PROBLEM DESCRIPTION> Transcribe every line of the records verbatim.

Collected data entries
++++++++++

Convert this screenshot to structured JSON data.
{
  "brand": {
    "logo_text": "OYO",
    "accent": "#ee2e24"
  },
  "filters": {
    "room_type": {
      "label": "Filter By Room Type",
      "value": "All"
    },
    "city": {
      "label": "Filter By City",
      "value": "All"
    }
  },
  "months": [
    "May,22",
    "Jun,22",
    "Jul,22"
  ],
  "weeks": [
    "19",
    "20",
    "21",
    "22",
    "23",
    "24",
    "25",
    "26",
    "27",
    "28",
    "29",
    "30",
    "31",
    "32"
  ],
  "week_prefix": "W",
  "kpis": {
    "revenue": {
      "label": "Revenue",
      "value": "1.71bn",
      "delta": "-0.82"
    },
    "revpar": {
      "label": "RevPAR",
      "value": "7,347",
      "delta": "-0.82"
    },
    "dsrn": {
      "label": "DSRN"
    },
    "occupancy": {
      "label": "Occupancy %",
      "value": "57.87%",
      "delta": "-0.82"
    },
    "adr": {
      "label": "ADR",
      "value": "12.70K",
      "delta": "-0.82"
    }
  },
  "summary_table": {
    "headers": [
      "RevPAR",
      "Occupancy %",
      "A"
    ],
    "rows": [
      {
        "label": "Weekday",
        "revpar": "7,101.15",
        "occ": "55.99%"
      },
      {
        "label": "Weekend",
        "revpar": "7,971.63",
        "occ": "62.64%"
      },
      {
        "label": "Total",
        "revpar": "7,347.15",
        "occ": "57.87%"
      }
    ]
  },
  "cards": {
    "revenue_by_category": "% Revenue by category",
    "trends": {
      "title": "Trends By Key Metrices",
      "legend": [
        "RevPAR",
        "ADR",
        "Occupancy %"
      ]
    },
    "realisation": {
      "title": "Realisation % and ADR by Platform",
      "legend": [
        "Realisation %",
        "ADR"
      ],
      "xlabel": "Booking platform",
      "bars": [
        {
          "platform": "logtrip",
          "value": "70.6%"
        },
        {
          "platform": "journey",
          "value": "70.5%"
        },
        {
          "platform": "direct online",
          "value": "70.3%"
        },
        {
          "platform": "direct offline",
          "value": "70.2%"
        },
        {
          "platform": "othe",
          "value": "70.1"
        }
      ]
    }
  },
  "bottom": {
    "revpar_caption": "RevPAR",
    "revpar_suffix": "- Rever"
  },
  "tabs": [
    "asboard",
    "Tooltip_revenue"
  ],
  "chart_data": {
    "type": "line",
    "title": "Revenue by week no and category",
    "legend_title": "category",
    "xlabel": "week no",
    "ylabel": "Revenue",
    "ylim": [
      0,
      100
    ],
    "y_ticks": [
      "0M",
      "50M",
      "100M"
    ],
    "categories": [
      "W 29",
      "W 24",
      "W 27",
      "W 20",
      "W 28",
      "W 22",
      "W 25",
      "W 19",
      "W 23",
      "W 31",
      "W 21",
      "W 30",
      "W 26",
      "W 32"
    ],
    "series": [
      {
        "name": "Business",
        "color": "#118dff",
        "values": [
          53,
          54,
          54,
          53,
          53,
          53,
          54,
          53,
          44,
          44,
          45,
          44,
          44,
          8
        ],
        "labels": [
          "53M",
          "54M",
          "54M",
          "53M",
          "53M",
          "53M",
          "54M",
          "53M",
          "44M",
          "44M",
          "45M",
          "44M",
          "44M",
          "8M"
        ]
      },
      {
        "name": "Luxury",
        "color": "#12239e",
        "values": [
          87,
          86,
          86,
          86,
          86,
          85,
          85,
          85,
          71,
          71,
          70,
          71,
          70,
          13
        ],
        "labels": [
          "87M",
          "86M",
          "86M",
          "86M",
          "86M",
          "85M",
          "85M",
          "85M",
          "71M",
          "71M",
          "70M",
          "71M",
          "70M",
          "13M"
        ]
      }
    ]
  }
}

++++++++++

REPLY>
Convert this screenshot to structured JSON data.
{
  "brand": {
    "logo_text": "OYO",
    "accent": "#ee2e24"
  },
  "filters": {
    "room_type": {
      "label": "Filter By Room Type",
      "value": "All"
    },
    "city": {
      "label": "Filter By City",
      "value": "All"
    }
  },
  "months": [
    "May,22",
    "Jun,22",
    "Jul,22"
  ],
  "weeks": [
    "19",
    "20",
    "21",
    "22",
    "23",
    "24",
    "25",
    "26",
    "27",
    "28",
    "29",
    "30",
    "31",
    "32"
  ],
  "week_prefix": "W",
  "kpis": {
    "revenue": {
      "label": "Revenue",
      "value": "1.71bn",
      "delta": "-0.82"
    },
    "revpar": {
      "label": "RevPAR",
      "value": "7,347",
      "delta": "-0.82"
    },
    "dsrn": {
      "label": "DSRN"
    },
    "occupancy": {
      "label": "Occupancy %",
      "value": "57.87%",
      "delta": "-0.82"
    },
    "adr": {
      "label": "ADR",
      "value": "12.70K",
      "delta": "-0.82"
    }
  },
  "summary_table": {
    "headers": [
      "RevPAR",
      "Occupancy %",
      "A"
    ],
    "rows": [
      {
        "label": "Weekday",
        "revpar": "7,101.15",
        "occ": "55.99%"
      },
      {
        "label": "Weekend",
        "revpar": "7,971.63",
        "occ": "62.64%"
      },
      {
        "label": "Total",
        "revpar": "7,347.15",
        "occ": "57.87%"
      }
    ]
  },
  "cards": {
    "revenue_by_category": "% Revenue by category",
    "trends": {
      "title": "Trends By Key Metrices",
      "legend": [
        "RevPAR",
        "ADR",
        "Occupancy %"
      ]
    },
    "realisation": {
      "title": "Realisation % and ADR by Platform",
      "legend": [
        "Realisation %",
        "ADR"
      ],
      "xlabel": "Booking platform",
      "bars": [
        {
          "platform": "logtrip",
          "value": "70.6%"
        },
        {
          "platform": "journey",
          "value": "70.5%"
        },
        {
          "platform": "direct online",
          "value": "70.3%"
        },
        {
          "platform": "direct offline",
          "value": "70.2%"
        },
        {
          "platform": "othe",
          "value": "70.1"
        }
      ]
    }
  },
  "bottom": {
    "revpar_caption": "RevPAR",
    "revpar_suffix": "- Rever"
  },
  "tabs": [
    "asboard",
    "Tooltip_revenue"
  ],
  "chart_data": {
    "type": "line",
    "title": "Revenue by week no and category",
    "legend_title": "category",
    "xlabel": "week no",
    "ylabel": "Revenue",
    "ylim": [
      0,
      100
    ],
    "y_ticks": [
      "0M",
      "50M",
      "100M"
    ],
    "categories": [
      "W 29",
      "W 24",
      "W 27",
      "W 20",
      "W 28",
      "W 22",
      "W 25",
      "W 19",
      "W 23",
      "W 31",
      "W 21",
      "W 30",
      "W 26",
      "W 32"
    ],
    "series": [
      {
        "name": "Business",
        "color": "#118dff",
        "values": [
          53,
          54,
          54,
          53,
          53,
          53,
          54,
          53,
          44,
          44,
          45,
          44,
          44,
          8
        ],
        "labels": [
          "53M",
          "54M",
          "54M",
          "53M",
          "53M",
          "53M",
          "54M",
          "53M",
          "44M",
          "44M",
          "45M",
          "44M",
          "44M",
          "8M"
        ]
      },
      {
        "name": "Luxury",
        "color": "#12239e",
        "values": [
          87,
          86,
          86,
          86,
          86,
          85,
          85,
          85,
          71,
          71,
          70,
          71,
          70,
          13
        ],
        "labels": [
          "87M",
          "86M",
          "86M",
          "86M",
          "86M",
          "85M",
          "85M",
          "85M",
          "71M",
          "71M",
          "70M",
          "71M",
          "70M",
          "13M"
        ]
      }
    ]
  }
}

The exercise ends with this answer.